-- Start of RECORDS TO USE --
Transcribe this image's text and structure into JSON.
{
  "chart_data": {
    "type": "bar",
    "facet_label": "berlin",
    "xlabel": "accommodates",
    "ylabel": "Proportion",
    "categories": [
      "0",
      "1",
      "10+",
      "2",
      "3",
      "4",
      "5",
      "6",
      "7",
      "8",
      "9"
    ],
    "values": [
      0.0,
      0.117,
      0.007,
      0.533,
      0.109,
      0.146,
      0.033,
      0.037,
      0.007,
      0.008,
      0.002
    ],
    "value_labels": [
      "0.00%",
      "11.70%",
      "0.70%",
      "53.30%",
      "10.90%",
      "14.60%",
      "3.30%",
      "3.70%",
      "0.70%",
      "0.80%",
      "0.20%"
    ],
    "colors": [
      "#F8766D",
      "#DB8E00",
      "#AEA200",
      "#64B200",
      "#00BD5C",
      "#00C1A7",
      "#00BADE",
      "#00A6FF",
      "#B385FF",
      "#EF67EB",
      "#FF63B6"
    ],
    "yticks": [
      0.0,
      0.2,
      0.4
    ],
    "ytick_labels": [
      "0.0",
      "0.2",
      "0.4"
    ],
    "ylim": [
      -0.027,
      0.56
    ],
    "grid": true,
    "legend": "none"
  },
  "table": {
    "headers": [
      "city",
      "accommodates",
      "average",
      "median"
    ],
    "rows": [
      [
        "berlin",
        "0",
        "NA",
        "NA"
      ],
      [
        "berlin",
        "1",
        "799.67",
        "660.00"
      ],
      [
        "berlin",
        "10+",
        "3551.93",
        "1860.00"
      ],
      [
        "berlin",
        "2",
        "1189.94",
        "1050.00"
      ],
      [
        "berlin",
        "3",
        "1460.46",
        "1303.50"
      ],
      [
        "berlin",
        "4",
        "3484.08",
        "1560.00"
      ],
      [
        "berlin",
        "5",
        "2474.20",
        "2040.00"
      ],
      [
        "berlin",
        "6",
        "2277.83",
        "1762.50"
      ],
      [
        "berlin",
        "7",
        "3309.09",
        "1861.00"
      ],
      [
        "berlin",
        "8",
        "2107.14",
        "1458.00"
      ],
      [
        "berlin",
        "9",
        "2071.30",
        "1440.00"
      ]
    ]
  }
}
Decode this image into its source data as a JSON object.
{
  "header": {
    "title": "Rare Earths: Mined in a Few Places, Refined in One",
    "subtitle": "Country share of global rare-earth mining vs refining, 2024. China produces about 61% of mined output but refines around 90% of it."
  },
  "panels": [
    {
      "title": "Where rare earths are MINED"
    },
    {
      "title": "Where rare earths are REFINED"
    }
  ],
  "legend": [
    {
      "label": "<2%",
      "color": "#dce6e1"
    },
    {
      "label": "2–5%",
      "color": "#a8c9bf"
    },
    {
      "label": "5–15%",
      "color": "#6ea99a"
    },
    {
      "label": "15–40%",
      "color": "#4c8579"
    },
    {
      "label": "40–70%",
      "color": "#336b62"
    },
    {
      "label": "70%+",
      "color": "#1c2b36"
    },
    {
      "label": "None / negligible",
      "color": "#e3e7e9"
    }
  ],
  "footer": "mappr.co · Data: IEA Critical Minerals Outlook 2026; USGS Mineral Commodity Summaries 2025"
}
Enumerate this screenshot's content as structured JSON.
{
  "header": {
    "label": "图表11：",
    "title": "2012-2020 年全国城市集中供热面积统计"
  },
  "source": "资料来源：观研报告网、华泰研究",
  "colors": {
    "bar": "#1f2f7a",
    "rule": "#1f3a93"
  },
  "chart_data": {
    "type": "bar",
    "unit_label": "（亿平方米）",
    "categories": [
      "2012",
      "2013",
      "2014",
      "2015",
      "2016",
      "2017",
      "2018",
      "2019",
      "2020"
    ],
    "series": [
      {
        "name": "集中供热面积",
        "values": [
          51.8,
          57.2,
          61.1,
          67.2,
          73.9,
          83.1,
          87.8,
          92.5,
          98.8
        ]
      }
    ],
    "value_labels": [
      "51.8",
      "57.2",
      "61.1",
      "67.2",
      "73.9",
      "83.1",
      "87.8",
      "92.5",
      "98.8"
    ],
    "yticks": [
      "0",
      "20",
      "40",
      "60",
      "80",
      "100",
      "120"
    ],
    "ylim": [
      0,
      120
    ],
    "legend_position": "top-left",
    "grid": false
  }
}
-- End of RECORDS TO USE --
_WHAT THIS TASK INVOLVES:_
Extract every line containing the string "JSON" from the data above.

_THE RESULT:_
Transcribe this image's text and structure into JSON.
Decode this image into its source data as a JSON object.
Enumerate this screenshot's content as structured JSON.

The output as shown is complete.